#### Input material

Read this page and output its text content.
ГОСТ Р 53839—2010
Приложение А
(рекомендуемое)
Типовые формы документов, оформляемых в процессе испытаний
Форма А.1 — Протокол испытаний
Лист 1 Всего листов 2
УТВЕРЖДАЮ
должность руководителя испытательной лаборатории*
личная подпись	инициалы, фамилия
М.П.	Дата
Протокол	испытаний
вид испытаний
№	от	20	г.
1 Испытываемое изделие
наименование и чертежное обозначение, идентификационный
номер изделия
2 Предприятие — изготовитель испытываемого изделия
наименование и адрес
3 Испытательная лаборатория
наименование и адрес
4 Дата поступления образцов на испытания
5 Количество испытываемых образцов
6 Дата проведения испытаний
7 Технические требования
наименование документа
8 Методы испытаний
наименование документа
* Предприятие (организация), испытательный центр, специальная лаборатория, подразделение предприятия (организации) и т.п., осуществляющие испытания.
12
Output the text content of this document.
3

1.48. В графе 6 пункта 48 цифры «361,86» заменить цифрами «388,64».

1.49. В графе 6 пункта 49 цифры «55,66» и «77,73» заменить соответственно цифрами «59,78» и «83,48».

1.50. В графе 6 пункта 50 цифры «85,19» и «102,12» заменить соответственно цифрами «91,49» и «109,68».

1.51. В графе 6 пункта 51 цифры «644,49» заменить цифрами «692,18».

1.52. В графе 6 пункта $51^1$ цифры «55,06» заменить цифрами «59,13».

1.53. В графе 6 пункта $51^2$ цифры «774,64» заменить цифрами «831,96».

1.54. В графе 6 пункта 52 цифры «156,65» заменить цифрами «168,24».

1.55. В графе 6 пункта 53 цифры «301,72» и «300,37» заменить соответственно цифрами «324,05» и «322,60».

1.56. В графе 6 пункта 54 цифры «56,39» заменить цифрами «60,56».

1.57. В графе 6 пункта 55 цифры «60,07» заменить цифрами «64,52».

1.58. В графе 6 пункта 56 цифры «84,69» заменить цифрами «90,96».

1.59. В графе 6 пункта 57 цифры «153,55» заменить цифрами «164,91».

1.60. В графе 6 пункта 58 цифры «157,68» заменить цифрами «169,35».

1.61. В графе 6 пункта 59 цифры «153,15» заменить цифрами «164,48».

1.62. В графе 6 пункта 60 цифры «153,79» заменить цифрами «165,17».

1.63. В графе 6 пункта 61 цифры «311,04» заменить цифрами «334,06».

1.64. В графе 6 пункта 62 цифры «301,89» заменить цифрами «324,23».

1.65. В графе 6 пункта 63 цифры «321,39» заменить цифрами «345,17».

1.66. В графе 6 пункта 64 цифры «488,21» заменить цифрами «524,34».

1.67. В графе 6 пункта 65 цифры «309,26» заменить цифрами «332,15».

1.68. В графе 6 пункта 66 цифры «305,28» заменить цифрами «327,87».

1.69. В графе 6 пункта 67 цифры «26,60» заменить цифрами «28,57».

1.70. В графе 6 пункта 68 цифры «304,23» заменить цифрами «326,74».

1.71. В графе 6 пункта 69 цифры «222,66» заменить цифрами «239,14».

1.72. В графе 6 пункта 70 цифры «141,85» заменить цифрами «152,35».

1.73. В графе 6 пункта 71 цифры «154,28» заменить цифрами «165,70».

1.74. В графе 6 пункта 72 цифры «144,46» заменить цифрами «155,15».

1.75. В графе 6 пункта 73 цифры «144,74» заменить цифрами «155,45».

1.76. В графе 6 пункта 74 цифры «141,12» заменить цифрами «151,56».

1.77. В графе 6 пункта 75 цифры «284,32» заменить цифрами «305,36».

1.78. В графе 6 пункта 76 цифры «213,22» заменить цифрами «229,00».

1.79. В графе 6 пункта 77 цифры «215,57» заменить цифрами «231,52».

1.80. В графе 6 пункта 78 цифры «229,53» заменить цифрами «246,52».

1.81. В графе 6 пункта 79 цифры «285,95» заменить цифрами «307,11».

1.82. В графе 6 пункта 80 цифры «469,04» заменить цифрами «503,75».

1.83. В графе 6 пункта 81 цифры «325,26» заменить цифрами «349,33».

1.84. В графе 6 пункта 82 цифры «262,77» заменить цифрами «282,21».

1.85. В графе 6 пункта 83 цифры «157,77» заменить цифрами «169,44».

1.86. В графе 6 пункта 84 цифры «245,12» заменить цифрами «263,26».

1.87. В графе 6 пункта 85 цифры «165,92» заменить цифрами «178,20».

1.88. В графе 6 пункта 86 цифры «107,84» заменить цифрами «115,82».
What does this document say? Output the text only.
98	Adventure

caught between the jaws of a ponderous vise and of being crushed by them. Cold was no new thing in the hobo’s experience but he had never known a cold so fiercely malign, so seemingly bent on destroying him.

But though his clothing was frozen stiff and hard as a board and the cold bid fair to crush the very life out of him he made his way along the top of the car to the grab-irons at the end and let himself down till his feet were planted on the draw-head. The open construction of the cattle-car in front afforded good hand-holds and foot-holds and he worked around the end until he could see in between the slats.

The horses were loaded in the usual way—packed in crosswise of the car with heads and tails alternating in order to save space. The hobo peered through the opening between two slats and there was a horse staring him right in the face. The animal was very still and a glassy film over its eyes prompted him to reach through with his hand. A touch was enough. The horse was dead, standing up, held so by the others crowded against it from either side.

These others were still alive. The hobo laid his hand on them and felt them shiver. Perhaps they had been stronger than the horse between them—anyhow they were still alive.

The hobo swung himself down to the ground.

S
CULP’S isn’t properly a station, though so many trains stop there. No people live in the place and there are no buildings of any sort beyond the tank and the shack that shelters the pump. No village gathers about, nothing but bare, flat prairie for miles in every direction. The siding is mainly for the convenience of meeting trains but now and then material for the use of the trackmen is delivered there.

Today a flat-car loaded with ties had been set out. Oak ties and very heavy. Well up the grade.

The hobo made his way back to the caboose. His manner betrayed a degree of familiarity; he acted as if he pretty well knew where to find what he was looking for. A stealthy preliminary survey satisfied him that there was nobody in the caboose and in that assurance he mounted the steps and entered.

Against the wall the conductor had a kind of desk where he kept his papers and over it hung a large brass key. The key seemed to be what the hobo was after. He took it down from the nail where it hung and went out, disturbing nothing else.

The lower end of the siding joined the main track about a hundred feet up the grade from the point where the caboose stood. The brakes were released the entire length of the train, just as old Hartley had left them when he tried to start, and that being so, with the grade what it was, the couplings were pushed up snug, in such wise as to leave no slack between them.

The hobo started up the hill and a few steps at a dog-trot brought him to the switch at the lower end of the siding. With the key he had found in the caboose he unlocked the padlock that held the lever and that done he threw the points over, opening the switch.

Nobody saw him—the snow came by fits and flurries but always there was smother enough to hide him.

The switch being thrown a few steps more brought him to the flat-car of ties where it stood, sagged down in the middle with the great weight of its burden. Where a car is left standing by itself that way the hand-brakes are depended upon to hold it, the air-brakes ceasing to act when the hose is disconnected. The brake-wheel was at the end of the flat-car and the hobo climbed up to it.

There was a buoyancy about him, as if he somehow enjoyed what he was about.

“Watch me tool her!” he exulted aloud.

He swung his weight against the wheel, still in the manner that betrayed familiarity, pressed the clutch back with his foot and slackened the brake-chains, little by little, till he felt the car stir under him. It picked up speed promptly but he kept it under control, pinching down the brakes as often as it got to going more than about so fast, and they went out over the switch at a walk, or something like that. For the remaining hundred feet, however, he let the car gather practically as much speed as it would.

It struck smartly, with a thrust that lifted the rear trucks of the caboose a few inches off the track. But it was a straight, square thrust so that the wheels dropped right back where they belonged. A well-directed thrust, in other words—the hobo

########

_What to do_: Word for word, write out all of the data above.

_Task answer_:
Read this page and output its text content.
ГОСТ Р 53839—2010
Приложение А
(рекомендуемое)
Типовые формы документов, оформляемых в процессе испытаний
Форма А.1 — Протокол испытаний
Лист 1 Всего листов 2
УТВЕРЖДАЮ
должность руководителя испытательной лаборатории*
личная подпись	инициалы, фамилия
М.П.	Дата
Протокол	испытаний
вид испытаний
№	от	20	г.
1 Испытываемое изделие
наименование и чертежное обозначение, идентификационный
номер изделия
2 Предприятие — изготовитель испытываемого изделия
наименование и адрес
3 Испытательная лаборатория
наименование и адрес
4 Дата поступления образцов на испытания
5 Количество испытываемых образцов
6 Дата проведения испытаний
7 Технические требования
наименование документа
8 Методы испытаний
наименование документа
* Предприятие (организация), испытательный центр, специальная лаборатория, подразделение предприятия (организации) и т.п., осуществляющие испытания.
12
Output the text content of this document.
3

1.48. В графе 6 пункта 48 цифры «361,86» заменить цифрами «388,64».

1.49. В графе 6 пункта 49 цифры «55,66» и «77,73» заменить соответственно цифрами «59,78» и «83,48».

1.50. В графе 6 пункта 50 цифры «85,19» и «102,12» заменить соответственно цифрами «91,49» и «109,68».

1.51. В графе 6 пункта 51 цифры «644,49» заменить цифрами «692,18».

1.52. В графе 6 пункта $51^1$ цифры «55,06» заменить цифрами «59,13».

1.53. В графе 6 пункта $51^2$ цифры «774,64» заменить цифрами «831,96».

1.54. В графе 6 пункта 52 цифры «156,65» заменить цифрами «168,24».

1.55. В графе 6 пункта 53 цифры «301,72» и «300,37» заменить соответственно цифрами «324,05» и «322,60».

1.56. В графе 6 пункта 54 цифры «56,39» заменить цифрами «60,56».

1.57. В графе 6 пункта 55 цифры «60,07» заменить цифрами «64,52».

1.58. В графе 6 пункта 56 цифры «84,69» заменить цифрами «90,96».

1.59. В графе 6 пункта 57 цифры «153,55» заменить цифрами «164,91».

1.60. В графе 6 пункта 58 цифры «157,68» заменить цифрами «169,35».

1.61. В графе 6 пункта 59 цифры «153,15» заменить цифрами «164,48».

1.62. В графе 6 пункта 60 цифры «153,79» заменить цифрами «165,17».

1.63. В графе 6 пункта 61 цифры «311,04» заменить цифрами «334,06».

1.64. В графе 6 пункта 62 цифры «301,89» заменить цифрами «324,23».

1.65. В графе 6 пункта 63 цифры «321,39» заменить цифрами «345,17».

1.66. В графе 6 пункта 64 цифры «488,21» заменить цифрами «524,34».

1.67. В графе 6 пункта 65 цифры «309,26» заменить цифрами «332,15».

1.68. В графе 6 пункта 66 цифры «305,28» заменить цифрами «327,87».

1.69. В графе 6 пункта 67 цифры «26,60» заменить цифрами «28,57».

1.70. В графе 6 пункта 68 цифры «304,23» заменить цифрами «326,74».

1.71. В графе 6 пункта 69 цифры «222,66» заменить цифрами «239,14».

1.72. В графе 6 пункта 70 цифры «141,85» заменить цифрами «152,35».

1.73. В графе 6 пункта 71 цифры «154,28» заменить цифрами «165,70».

1.74. В графе 6 пункта 72 цифры «144,46» заменить цифрами «155,15».

1.75. В графе 6 пункта 73 цифры «144,74» заменить цифрами «155,45».

1.76. В графе 6 пункта 74 цифры «141,12» заменить цифрами «151,56».

1.77. В графе 6 пункта 75 цифры «284,32» заменить цифрами «305,36».

1.78. В графе 6 пункта 76 цифры «213,22» заменить цифрами «229,00».

1.79. В графе 6 пункта 77 цифры «215,57» заменить цифрами «231,52».

1.80. В графе 6 пункта 78 цифры «229,53» заменить цифрами «246,52».

1.81. В графе 6 пункта 79 цифры «285,95» заменить цифрами «307,11».

1.82. В графе 6 пункта 80 цифры «469,04» заменить цифрами «503,75».

1.83. В графе 6 пункта 81 цифры «325,26» заменить цифрами «349,33».

1.84. В графе 6 пункта 82 цифры «262,77» заменить цифрами «282,21».

1.85. В графе 6 пункта 83 цифры «157,77» заменить цифрами «169,44».

1.86. В графе 6 пункта 84 цифры «245,12» заменить цифрами «263,26».

1.87. В графе 6 пункта 85 цифры «165,92» заменить цифрами «178,20».

1.88. В графе 6 пункта 86 цифры «107,84» заменить цифрами «115,82».
What does this document say? Output the text only.
98	Adventure

caught between the jaws of a ponderous vise and of being crushed by them. Cold was no new thing in the hobo’s experience but he had never known a cold so fiercely malign, so seemingly bent on destroying him.

But though his clothing was frozen stiff and hard as a board and the cold bid fair to crush the very life out of him he made his way along the top of the car to the grab-irons at the end and let himself down till his feet were planted on the draw-head. The open construction of the cattle-car in front afforded good hand-holds and foot-holds and he worked around the end until he could see in between the slats.

The horses were loaded in the usual way—packed in crosswise of the car with heads and tails alternating in order to save space. The hobo peered through the opening between two slats and there was a horse staring him right in the face. The animal was very still and a glassy film over its eyes prompted him to reach through with his hand. A touch was enough. The horse was dead, standing up, held so by the others crowded against it from either side.

These others were still alive. The hobo laid his hand on them and felt them shiver. Perhaps they had been stronger than the horse between them—anyhow they were still alive.

The hobo swung himself down to the ground.

S
CULP’S isn’t properly a station, though so many trains stop there. No people live in the place and there are no buildings of any sort beyond the tank and the shack that shelters the pump. No village gathers about, nothing but bare, flat prairie for miles in every direction. The siding is mainly for the convenience of meeting trains but now and then material for the use of the trackmen is delivered there.

Today a flat-car loaded with ties had been set out. Oak ties and very heavy. Well up the grade.

The hobo made his way back to the caboose. His manner betrayed a degree of familiarity; he acted as if he pretty well knew where to find what he was looking for. A stealthy preliminary survey satisfied him that there was nobody in the caboose and in that assurance he mounted the steps and entered.

Against the wall the conductor had a kind of desk where he kept his papers and over it hung a large brass key. The key seemed to be what the hobo was after. He took it down from the nail where it hung and went out, disturbing nothing else.

The lower end of the siding joined the main track about a hundred feet up the grade from the point where the caboose stood. The brakes were released the entire length of the train, just as old Hartley had left them when he tried to start, and that being so, with the grade what it was, the couplings were pushed up snug, in such wise as to leave no slack between them.

The hobo started up the hill and a few steps at a dog-trot brought him to the switch at the lower end of the siding. With the key he had found in the caboose he unlocked the padlock that held the lever and that done he threw the points over, opening the switch.

Nobody saw him—the snow came by fits and flurries but always there was smother enough to hide him.

The switch being thrown a few steps more brought him to the flat-car of ties where it stood, sagged down in the middle with the great weight of its burden. Where a car is left standing by itself that way the hand-brakes are depended upon to hold it, the air-brakes ceasing to act when the hose is disconnected. The brake-wheel was at the end of the flat-car and the hobo climbed up to it.

There was a buoyancy about him, as if he somehow enjoyed what he was about.

“Watch me tool her!” he exulted aloud.

He swung his weight against the wheel, still in the manner that betrayed familiarity, pressed the clutch back with his foot and slackened the brake-chains, little by little, till he felt the car stir under him. It picked up speed promptly but he kept it under control, pinching down the brakes as often as it got to going more than about so fast, and they went out over the switch at a walk, or something like that. For the remaining hundred feet, however, he let the car gather practically as much speed as it would.

It struck smartly, with a thrust that lifted the rear trucks of the caboose a few inches off the track. But it was a straight, square thrust so that the wheels dropped right back where they belonged. A well-directed thrust, in other words—the hobo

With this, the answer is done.